= Exercise =
Write the entries below out again exactly; any picture in them stays out.

BEGIN Exercise material

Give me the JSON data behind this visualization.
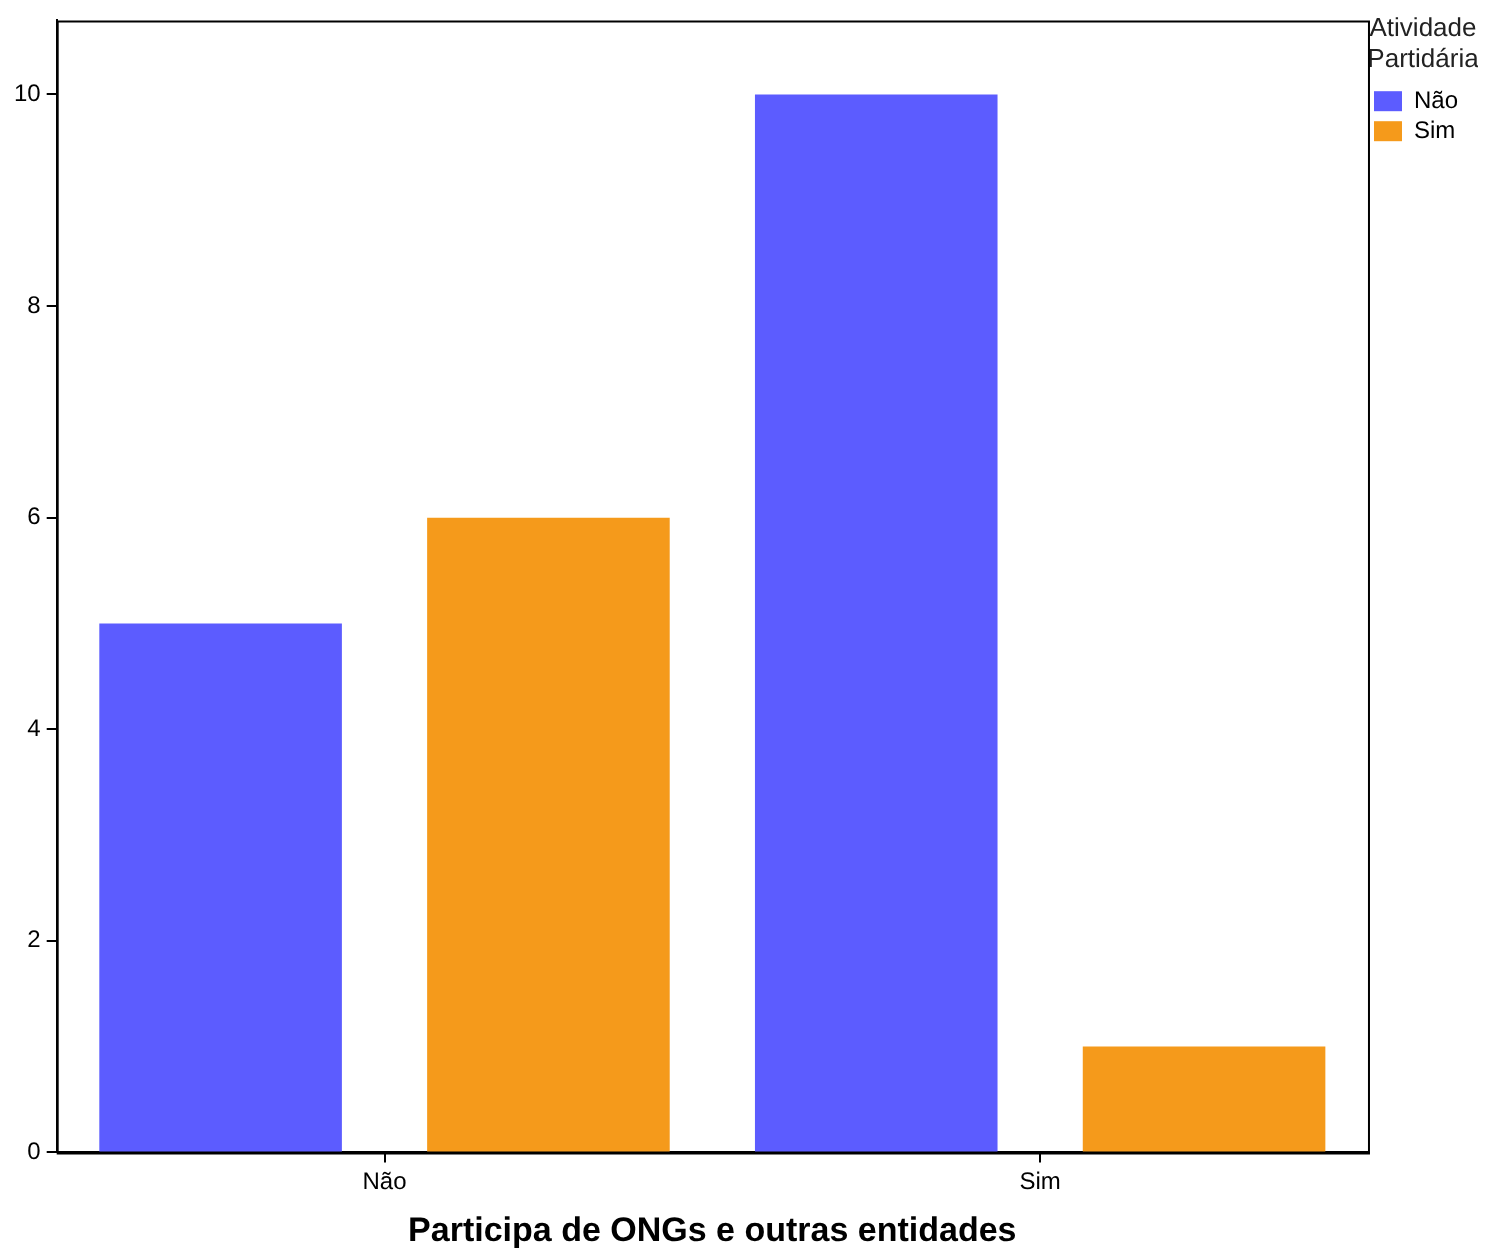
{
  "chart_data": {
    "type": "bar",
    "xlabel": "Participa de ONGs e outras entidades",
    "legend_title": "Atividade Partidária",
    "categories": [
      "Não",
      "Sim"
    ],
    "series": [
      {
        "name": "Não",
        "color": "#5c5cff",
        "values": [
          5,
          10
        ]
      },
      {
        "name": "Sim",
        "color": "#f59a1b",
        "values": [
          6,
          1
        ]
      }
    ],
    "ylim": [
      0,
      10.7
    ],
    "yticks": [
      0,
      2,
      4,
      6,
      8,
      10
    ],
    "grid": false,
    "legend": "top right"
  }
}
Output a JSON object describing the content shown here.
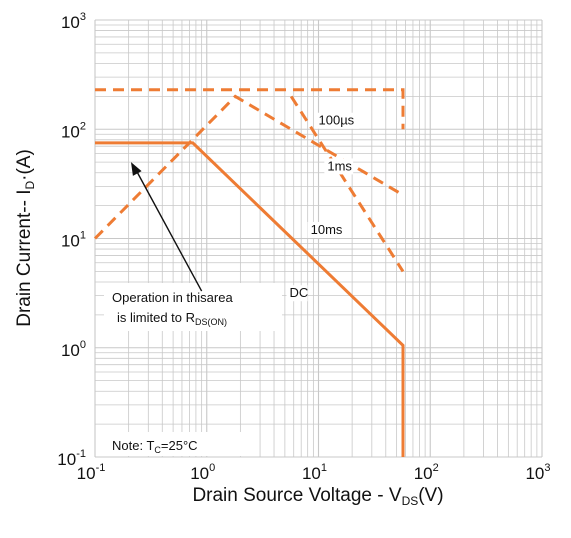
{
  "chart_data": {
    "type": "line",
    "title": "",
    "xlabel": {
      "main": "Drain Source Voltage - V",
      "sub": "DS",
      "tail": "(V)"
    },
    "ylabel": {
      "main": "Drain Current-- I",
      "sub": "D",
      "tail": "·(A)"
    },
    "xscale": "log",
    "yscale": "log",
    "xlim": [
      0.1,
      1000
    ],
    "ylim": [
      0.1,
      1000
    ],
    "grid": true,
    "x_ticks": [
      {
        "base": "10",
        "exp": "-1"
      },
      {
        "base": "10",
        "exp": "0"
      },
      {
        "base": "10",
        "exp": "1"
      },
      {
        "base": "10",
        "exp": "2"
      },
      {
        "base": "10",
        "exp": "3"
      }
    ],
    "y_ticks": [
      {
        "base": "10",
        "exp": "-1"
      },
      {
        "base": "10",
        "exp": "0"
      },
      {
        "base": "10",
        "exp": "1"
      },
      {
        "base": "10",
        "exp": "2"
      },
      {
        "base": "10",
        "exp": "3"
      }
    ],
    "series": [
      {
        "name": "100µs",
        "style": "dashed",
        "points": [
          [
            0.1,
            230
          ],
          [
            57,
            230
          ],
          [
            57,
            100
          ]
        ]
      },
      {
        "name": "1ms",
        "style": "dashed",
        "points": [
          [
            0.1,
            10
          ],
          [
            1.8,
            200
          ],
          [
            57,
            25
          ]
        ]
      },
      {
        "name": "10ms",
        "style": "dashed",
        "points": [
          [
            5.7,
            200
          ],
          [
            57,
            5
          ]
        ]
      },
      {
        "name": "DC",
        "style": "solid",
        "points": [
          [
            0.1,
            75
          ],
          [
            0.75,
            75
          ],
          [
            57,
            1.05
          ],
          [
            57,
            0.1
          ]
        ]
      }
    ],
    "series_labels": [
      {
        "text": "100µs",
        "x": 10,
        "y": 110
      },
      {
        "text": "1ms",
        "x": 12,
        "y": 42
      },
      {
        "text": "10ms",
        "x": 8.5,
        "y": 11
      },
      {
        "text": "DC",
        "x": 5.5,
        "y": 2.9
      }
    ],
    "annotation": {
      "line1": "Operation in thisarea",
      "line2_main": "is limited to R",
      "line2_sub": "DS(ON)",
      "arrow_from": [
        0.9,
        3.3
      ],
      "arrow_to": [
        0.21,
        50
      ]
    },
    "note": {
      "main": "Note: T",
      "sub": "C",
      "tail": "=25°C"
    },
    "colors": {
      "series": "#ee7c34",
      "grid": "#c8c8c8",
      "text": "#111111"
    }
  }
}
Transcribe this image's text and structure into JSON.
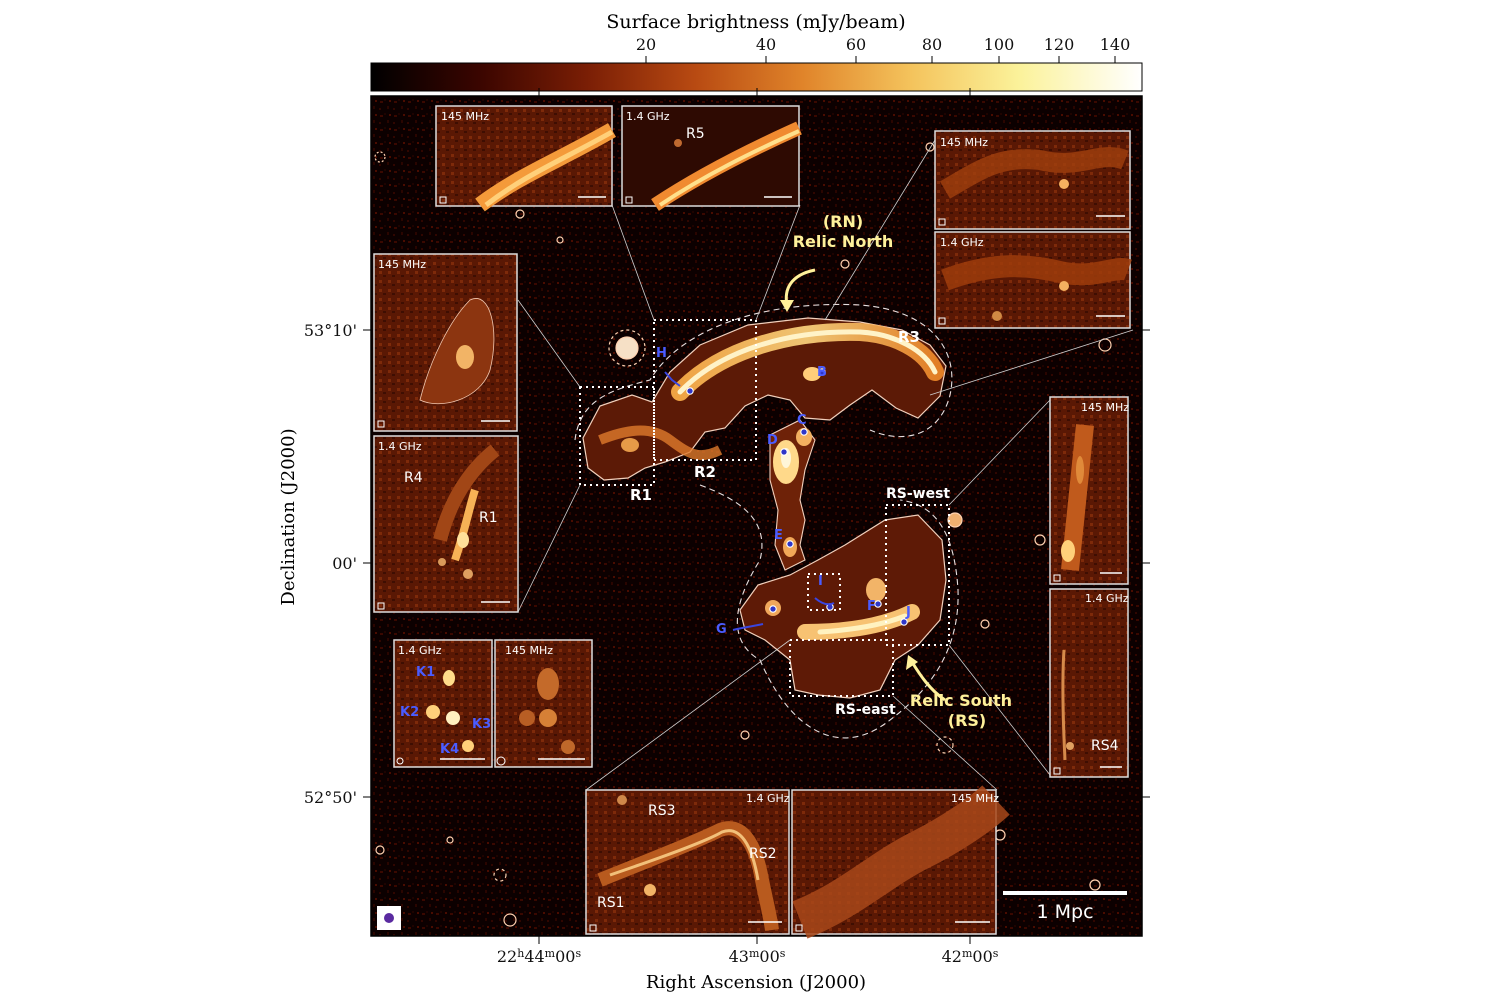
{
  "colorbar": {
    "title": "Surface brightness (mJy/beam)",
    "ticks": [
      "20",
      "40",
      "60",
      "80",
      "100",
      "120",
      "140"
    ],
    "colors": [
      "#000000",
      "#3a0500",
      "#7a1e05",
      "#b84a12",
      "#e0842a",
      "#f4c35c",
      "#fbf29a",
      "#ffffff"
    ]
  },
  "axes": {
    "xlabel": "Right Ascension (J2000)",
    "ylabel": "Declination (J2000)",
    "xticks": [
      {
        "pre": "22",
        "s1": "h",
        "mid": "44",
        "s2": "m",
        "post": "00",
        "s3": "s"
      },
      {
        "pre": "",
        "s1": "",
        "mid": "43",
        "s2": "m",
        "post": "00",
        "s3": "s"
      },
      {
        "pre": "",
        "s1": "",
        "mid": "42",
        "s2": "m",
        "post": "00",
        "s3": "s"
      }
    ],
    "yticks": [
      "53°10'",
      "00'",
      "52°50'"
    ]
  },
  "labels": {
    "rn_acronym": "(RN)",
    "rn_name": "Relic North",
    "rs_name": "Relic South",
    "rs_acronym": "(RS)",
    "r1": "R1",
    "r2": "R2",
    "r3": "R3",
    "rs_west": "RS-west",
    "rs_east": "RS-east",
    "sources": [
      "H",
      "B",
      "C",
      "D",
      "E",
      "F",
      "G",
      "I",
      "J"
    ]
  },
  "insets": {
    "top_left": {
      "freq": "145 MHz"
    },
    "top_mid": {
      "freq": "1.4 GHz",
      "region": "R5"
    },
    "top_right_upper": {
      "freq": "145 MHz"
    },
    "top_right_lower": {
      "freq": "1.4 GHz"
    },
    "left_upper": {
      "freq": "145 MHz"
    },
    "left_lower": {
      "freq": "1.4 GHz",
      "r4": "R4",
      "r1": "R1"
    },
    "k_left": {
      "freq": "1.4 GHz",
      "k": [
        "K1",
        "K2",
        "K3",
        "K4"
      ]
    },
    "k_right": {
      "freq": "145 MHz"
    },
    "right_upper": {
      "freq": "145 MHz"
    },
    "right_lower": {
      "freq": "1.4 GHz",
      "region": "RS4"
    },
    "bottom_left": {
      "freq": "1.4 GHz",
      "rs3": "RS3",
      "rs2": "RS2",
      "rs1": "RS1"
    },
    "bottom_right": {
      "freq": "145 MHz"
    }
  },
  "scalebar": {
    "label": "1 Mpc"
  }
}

END Exercise material

= Right answer =
Give me the JSON data behind this visualization.
{
  "chart_data": {
    "type": "bar",
    "xlabel": "Participa de ONGs e outras entidades",
    "legend_title": "Atividade Partidária",
    "categories": [
      "Não",
      "Sim"
    ],
    "series": [
      {
        "name": "Não",
        "color": "#5c5cff",
        "values": [
          5,
          10
        ]
      },
      {
        "name": "Sim",
        "color": "#f59a1b",
        "values": [
          6,
          1
        ]
      }
    ],
    "ylim": [
      0,
      10.7
    ],
    "yticks": [
      0,
      2,
      4,
      6,
      8,
      10
    ],
    "grid": false,
    "legend": "top right"
  }
}
Output a JSON object describing the content shown here.
{
  "chart_data": {
    "type": "line",
    "title": "",
    "xlabel": {
      "main": "Drain Source Voltage - V",
      "sub": "DS",
      "tail": "(V)"
    },
    "ylabel": {
      "main": "Drain Current-- I",
      "sub": "D",
      "tail": "·(A)"
    },
    "xscale": "log",
    "yscale": "log",
    "xlim": [
      0.1,
      1000
    ],
    "ylim": [
      0.1,
      1000
    ],
    "grid": true,
    "x_ticks": [
      {
        "base": "10",
        "exp": "-1"
      },
      {
        "base": "10",
        "exp": "0"
      },
      {
        "base": "10",
        "exp": "1"
      },
      {
        "base": "10",
        "exp": "2"
      },
      {
        "base": "10",
        "exp": "3"
      }
    ],
    "y_ticks": [
      {
        "base": "10",
        "exp": "-1"
      },
      {
        "base": "10",
        "exp": "0"
      },
      {
        "base": "10",
        "exp": "1"
      },
      {
        "base": "10",
        "exp": "2"
      },
      {
        "base": "10",
        "exp": "3"
      }
    ],
    "series": [
      {
        "name": "100µs",
        "style": "dashed",
        "points": [
          [
            0.1,
            230
          ],
          [
            57,
            230
          ],
          [
            57,
            100
          ]
        ]
      },
      {
        "name": "1ms",
        "style": "dashed",
        "points": [
          [
            0.1,
            10
          ],
          [
            1.8,
            200
          ],
          [
            57,
            25
          ]
        ]
      },
      {
        "name": "10ms",
        "style": "dashed",
        "points": [
          [
            5.7,
            200
          ],
          [
            57,
            5
          ]
        ]
      },
      {
        "name": "DC",
        "style": "solid",
        "points": [
          [
            0.1,
            75
          ],
          [
            0.75,
            75
          ],
          [
            57,
            1.05
          ],
          [
            57,
            0.1
          ]
        ]
      }
    ],
    "series_labels": [
      {
        "text": "100µs",
        "x": 10,
        "y": 110
      },
      {
        "text": "1ms",
        "x": 12,
        "y": 42
      },
      {
        "text": "10ms",
        "x": 8.5,
        "y": 11
      },
      {
        "text": "DC",
        "x": 5.5,
        "y": 2.9
      }
    ],
    "annotation": {
      "line1": "Operation in thisarea",
      "line2_main": "is limited to R",
      "line2_sub": "DS(ON)",
      "arrow_from": [
        0.9,
        3.3
      ],
      "arrow_to": [
        0.21,
        50
      ]
    },
    "note": {
      "main": "Note: T",
      "sub": "C",
      "tail": "=25°C"
    },
    "colors": {
      "series": "#ee7c34",
      "grid": "#c8c8c8",
      "text": "#111111"
    }
  }
}
Transcribe this image's text and structure into JSON.
{
  "colorbar": {
    "title": "Surface brightness (mJy/beam)",
    "ticks": [
      "20",
      "40",
      "60",
      "80",
      "100",
      "120",
      "140"
    ],
    "colors": [
      "#000000",
      "#3a0500",
      "#7a1e05",
      "#b84a12",
      "#e0842a",
      "#f4c35c",
      "#fbf29a",
      "#ffffff"
    ]
  },
  "axes": {
    "xlabel": "Right Ascension (J2000)",
    "ylabel": "Declination (J2000)",
    "xticks": [
      {
        "pre": "22",
        "s1": "h",
        "mid": "44",
        "s2": "m",
        "post": "00",
        "s3": "s"
      },
      {
        "pre": "",
        "s1": "",
        "mid": "43",
        "s2": "m",
        "post": "00",
        "s3": "s"
      },
      {
        "pre": "",
        "s1": "",
        "mid": "42",
        "s2": "m",
        "post": "00",
        "s3": "s"
      }
    ],
    "yticks": [
      "53°10'",
      "00'",
      "52°50'"
    ]
  },
  "labels": {
    "rn_acronym": "(RN)",
    "rn_name": "Relic North",
    "rs_name": "Relic South",
    "rs_acronym": "(RS)",
    "r1": "R1",
    "r2": "R2",
    "r3": "R3",
    "rs_west": "RS-west",
    "rs_east": "RS-east",
    "sources": [
      "H",
      "B",
      "C",
      "D",
      "E",
      "F",
      "G",
      "I",
      "J"
    ]
  },
  "insets": {
    "top_left": {
      "freq": "145 MHz"
    },
    "top_mid": {
      "freq": "1.4 GHz",
      "region": "R5"
    },
    "top_right_upper": {
      "freq": "145 MHz"
    },
    "top_right_lower": {
      "freq": "1.4 GHz"
    },
    "left_upper": {
      "freq": "145 MHz"
    },
    "left_lower": {
      "freq": "1.4 GHz",
      "r4": "R4",
      "r1": "R1"
    },
    "k_left": {
      "freq": "1.4 GHz",
      "k": [
        "K1",
        "K2",
        "K3",
        "K4"
      ]
    },
    "k_right": {
      "freq": "145 MHz"
    },
    "right_upper": {
      "freq": "145 MHz"
    },
    "right_lower": {
      "freq": "1.4 GHz",
      "region": "RS4"
    },
    "bottom_left": {
      "freq": "1.4 GHz",
      "rs3": "RS3",
      "rs2": "RS2",
      "rs1": "RS1"
    },
    "bottom_right": {
      "freq": "145 MHz"
    }
  },
  "scalebar": {
    "label": "1 Mpc"
  }
}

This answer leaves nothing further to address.